• _Selected extract_
Everyone is in favour of creativity, usually at the expense of creative people. The concept is in perpetual boom. Give us creative midfielders, creative leadership, creative solutions, creative energy. It’s with the “how” that the problems start – with extra meetings and meddling, over-analysis and prescriptiveness, whiteboards and flow charts. Professional systems rarely support the creativity that they allegedly seek. The creativity industry system is at odds with its stated goals.
The novel was an early casualty. Nothing makes me close a book more quickly and finally than the creeping realisation that the author is following a narrative map purchased on an American creative writing course. Life is too short for competent novels. The creativity industry pulls up the worst while dragging down the best.
Something similar happens inside professional sport, even though creativity is so obviously linked to performance and profit. Yet sport, especially English sport, has suffered from excessive managerialism. Perhaps guilt about English sport’s amateur legacy gave “professionalism” free rein, however pedestrian its form.
Here is sport’s problem with creativity: professional systems crave control, but creativity relies on escaping control. If an attacking player doesn’t know what he is going to do next, what chance does the defender have?

• _Available data_
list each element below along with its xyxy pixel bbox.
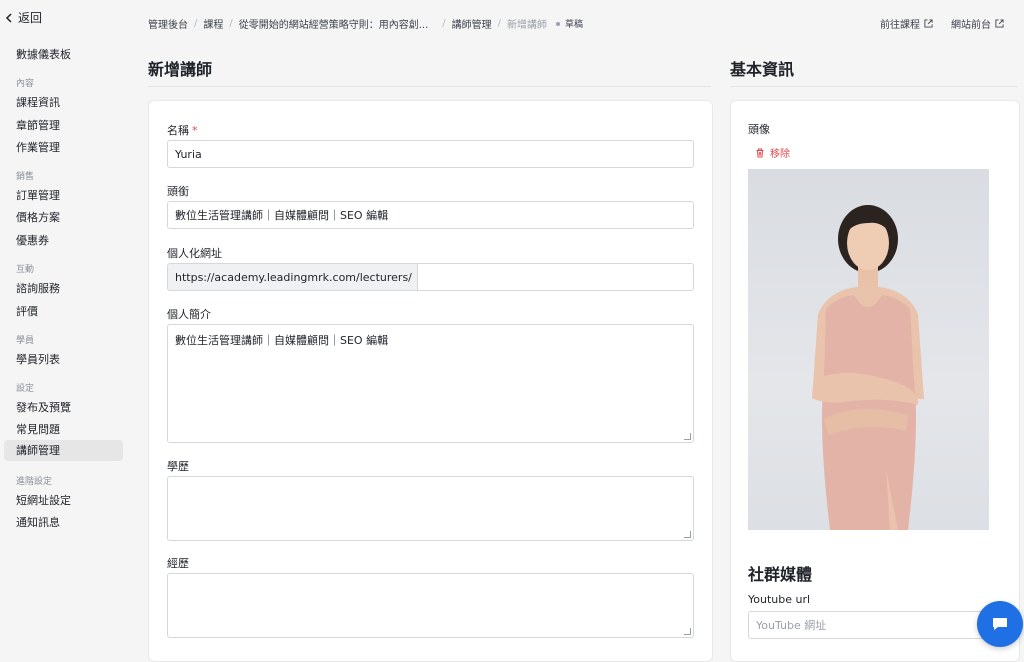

• _Given task A_
Reproduce the stretch of the creativity essay from "Everyone is in" through "down the best.".
• _Given task B_
In the creativity essay's sentence beginning "Give us", list every noun that the word "creative" modifies.
• _Given task C_
Extend the essay on creativity and professional sport, picking up after its final sentence.

• _Result A_
Everyone is in favour of creativity, usually at the expense of creative people. The concept is in perpetual boom. Give us creative midfielders, creative leadership, creative solutions, creative energy. It’s with the “how” that the problems start – with extra meetings and meddling, over-analysis and prescriptiveness, whiteboards and flow charts. Professional systems rarely support the creativity that they allegedly seek. The creativity industry system is at odds with its stated goals.
The novel was an early casualty. Nothing makes me close a book more quickly and finally than the creeping realisation that the author is following a narrative map purchased on an American creative writing course. Life is too short for competent novels. The creativity industry pulls up the worst while dragging down the best.

• _Result B_
midfielders, leadership, solutions, energy

• _Result C_
So when truly unexpected moments do happen, they take on a special lustre. This month, Olivier Giroud scored an unforgettable goal for Arsenal. Bearing down on the goal, he was already launched in mid-air when he realised that the cross was well behind him. With his body far ahead of his feet, Giroud clipped the ball to the top corner of the net with the outside of his left ankle – a so-called scorpion kick.
It was, in retrospect, the only option available to him. Football, for a moment, touched the arts – not only beautiful, but also complete. Nothing could have been added or taken away.
I once tried to compare the perfect cricket shot to Robert Frost’s celebrated description of writing a poem: “It begins in delight, it inclines to the impulse, it assumes direction with the first line laid down, it runs a course of lucky events, and ends in a clarification . . . Like a piece of ice on a hot stove the poem must ride on its own melting.”
A great goal, however, fits that poetic model better than a cricket shot. Cricket shots come in many aesthetic grades, but they are all intended as shots. A goal, on the other hand, is more than just a very good pass, only better. There is an act of transformation within the event.
Frost’s acknowledgment of luck (distinct here from fluke) neatly defuses the accusation. Saying that a great goal involved luck does not to diminish it. Many unearned factors must interact with the skill.
“But did he mean it?” some people have wondered about Giroud’s goal. That isn’t the point, either. There wasn’t time. Giroud had solved the problem – to make contact with the ball, however possible, directing it towards the goal – before he was fully conscious of it. That doesn’t make it an accident. The expertise of a striker, like that of a writer, is opportunistic. He puts himself in positions where his skills can become productive. It is a honed ability to be instinctive. “If I’d thought about it, I never would have done it,” as Bob Dylan sings on “Up to Me”, an out-take from Blood on the Tracks.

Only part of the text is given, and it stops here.